What the task asks
Scan the data below for the string "legend". Show every line where it turns up.

Available data
_ _ _ _ _ _ _
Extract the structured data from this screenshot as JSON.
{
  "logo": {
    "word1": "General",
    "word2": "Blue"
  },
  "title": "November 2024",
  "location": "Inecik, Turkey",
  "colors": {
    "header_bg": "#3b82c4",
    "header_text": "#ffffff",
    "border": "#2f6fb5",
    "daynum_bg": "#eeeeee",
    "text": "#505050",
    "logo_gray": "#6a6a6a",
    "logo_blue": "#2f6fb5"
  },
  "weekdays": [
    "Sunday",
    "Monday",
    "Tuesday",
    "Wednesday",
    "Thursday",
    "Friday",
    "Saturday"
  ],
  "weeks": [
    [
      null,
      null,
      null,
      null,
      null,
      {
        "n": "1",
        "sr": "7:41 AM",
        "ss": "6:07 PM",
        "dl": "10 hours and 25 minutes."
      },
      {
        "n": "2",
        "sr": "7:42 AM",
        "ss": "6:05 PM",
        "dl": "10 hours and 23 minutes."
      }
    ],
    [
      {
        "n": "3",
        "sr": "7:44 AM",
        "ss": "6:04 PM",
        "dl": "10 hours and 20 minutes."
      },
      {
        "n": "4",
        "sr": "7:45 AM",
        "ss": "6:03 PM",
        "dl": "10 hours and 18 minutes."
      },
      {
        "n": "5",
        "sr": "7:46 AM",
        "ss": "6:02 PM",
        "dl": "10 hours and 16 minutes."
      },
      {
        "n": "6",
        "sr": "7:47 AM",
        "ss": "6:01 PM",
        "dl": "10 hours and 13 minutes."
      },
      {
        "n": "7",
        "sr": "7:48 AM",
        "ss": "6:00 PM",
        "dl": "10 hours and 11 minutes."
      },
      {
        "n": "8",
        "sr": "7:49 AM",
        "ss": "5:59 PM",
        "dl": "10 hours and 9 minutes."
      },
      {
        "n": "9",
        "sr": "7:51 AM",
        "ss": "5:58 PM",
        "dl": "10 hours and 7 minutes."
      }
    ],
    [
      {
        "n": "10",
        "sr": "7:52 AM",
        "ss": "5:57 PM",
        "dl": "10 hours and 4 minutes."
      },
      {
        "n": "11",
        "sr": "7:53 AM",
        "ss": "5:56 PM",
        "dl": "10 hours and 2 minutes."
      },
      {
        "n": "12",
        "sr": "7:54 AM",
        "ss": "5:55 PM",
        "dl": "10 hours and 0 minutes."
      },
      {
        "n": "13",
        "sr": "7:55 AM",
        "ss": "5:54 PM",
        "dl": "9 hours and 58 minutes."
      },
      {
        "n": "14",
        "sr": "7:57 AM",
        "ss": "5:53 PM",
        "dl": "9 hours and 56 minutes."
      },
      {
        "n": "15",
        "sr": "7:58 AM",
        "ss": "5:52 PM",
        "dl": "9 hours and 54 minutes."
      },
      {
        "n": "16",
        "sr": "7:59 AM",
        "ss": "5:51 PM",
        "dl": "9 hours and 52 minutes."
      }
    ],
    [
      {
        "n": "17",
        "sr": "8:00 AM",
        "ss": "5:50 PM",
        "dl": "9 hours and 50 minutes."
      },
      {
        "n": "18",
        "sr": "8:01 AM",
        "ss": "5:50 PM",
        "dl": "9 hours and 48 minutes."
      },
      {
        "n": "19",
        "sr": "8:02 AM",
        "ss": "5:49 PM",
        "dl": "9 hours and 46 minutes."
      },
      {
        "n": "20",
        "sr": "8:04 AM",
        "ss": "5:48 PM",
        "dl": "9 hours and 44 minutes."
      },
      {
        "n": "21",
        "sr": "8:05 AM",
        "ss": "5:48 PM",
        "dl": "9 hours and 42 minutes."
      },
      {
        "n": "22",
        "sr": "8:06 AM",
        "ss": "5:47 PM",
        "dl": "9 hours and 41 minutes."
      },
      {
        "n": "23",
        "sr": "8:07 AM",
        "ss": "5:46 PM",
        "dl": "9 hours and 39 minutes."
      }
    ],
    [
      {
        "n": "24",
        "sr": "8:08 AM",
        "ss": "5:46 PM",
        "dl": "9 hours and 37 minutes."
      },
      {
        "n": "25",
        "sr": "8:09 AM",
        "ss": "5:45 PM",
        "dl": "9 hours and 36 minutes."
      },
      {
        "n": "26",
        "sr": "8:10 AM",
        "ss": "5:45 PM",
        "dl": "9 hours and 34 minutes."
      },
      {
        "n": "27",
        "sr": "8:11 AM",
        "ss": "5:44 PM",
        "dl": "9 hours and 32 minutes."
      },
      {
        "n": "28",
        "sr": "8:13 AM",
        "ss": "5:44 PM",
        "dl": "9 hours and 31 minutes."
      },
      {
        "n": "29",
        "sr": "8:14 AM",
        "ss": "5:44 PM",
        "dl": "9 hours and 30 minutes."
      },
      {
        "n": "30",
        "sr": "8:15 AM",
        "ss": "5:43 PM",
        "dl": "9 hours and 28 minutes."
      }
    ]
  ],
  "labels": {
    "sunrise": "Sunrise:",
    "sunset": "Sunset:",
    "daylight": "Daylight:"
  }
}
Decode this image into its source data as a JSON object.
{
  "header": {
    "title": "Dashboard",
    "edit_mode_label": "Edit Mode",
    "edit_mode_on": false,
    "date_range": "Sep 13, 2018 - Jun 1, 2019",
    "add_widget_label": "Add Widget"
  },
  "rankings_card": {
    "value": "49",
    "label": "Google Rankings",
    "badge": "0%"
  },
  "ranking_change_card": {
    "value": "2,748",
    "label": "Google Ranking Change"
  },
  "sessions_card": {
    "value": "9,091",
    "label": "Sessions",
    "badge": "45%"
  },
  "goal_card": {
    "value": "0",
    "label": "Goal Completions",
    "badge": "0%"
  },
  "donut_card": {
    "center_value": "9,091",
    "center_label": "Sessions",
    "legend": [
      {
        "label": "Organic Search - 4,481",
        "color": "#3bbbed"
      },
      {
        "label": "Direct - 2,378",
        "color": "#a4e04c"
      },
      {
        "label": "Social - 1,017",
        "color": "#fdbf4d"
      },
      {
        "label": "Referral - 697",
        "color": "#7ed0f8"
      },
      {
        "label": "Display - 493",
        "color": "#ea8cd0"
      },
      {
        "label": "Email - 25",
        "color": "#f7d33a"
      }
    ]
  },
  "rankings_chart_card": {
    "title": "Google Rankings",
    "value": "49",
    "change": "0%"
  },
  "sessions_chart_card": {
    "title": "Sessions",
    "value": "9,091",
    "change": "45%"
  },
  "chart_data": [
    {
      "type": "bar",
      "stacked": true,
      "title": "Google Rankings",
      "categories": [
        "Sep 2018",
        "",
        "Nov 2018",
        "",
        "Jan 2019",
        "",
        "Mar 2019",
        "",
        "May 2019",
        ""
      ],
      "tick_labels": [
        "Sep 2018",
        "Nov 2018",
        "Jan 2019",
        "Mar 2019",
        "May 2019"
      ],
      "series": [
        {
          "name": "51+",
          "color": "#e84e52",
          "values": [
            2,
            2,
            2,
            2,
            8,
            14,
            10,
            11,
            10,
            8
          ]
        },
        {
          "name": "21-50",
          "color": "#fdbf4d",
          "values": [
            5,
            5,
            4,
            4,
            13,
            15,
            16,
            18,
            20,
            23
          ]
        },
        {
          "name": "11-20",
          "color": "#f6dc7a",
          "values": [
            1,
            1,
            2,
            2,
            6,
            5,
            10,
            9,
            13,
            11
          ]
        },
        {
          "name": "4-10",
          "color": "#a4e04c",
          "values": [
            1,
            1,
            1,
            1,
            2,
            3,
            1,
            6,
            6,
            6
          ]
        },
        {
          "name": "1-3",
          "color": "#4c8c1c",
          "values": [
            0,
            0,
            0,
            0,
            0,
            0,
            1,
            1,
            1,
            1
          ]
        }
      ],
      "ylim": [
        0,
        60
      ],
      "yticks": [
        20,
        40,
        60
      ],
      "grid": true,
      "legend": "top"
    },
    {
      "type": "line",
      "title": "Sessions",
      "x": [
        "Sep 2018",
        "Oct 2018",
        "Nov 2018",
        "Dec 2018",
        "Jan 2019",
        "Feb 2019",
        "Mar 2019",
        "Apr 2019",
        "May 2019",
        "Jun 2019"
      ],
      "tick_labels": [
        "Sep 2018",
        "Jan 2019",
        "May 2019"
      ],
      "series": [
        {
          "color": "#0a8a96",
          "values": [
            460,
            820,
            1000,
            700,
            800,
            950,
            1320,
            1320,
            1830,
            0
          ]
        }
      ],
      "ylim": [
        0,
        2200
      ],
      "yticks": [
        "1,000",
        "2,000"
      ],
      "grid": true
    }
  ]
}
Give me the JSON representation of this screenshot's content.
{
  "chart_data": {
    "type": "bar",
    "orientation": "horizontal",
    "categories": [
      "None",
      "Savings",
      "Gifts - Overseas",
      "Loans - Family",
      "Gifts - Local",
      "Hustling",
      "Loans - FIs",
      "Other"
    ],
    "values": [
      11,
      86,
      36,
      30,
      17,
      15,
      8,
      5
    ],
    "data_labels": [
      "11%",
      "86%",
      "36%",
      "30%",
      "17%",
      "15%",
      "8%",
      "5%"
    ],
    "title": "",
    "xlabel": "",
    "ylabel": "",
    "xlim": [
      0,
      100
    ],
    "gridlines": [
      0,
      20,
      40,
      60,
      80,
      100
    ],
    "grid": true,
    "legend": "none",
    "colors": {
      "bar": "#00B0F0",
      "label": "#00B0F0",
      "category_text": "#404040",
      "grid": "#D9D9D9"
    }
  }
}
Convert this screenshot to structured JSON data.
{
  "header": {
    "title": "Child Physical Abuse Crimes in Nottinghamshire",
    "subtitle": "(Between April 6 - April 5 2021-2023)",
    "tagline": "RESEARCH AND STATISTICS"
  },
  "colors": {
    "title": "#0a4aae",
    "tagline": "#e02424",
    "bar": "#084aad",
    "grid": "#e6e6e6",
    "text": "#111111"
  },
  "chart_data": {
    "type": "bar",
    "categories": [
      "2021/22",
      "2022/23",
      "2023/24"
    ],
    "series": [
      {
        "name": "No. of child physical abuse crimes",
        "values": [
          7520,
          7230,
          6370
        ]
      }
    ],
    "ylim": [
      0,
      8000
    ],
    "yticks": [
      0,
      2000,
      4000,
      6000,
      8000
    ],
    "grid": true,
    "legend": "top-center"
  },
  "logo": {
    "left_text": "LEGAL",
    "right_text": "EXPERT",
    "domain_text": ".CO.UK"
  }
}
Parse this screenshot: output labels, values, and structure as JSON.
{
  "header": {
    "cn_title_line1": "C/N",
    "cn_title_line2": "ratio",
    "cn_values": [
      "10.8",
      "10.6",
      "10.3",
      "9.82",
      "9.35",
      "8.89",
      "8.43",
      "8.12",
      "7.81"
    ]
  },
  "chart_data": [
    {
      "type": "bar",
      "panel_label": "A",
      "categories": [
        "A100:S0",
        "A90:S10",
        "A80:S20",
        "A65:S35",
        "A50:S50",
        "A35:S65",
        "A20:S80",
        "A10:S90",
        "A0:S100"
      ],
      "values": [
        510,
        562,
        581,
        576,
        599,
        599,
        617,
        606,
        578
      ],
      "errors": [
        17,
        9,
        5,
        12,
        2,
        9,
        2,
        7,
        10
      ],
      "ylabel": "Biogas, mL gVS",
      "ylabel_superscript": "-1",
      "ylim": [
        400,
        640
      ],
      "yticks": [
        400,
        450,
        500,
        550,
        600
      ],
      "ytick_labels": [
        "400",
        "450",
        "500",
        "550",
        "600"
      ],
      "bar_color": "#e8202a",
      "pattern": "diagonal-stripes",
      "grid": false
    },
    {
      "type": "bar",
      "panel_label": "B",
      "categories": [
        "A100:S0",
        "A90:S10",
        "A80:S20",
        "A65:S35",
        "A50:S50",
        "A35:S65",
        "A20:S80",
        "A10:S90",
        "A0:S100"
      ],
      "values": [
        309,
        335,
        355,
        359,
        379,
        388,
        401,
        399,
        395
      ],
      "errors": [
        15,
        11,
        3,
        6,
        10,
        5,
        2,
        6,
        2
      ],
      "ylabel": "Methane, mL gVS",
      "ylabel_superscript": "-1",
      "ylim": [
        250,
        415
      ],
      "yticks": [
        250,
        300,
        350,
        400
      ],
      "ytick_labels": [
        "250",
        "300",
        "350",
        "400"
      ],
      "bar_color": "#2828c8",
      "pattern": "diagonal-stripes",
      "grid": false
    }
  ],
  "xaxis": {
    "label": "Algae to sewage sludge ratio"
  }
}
_ _ _ _ _ _ _
Reply
    "legend": [
      "legend": "top"
    "legend": "none",
    "legend": "top-center"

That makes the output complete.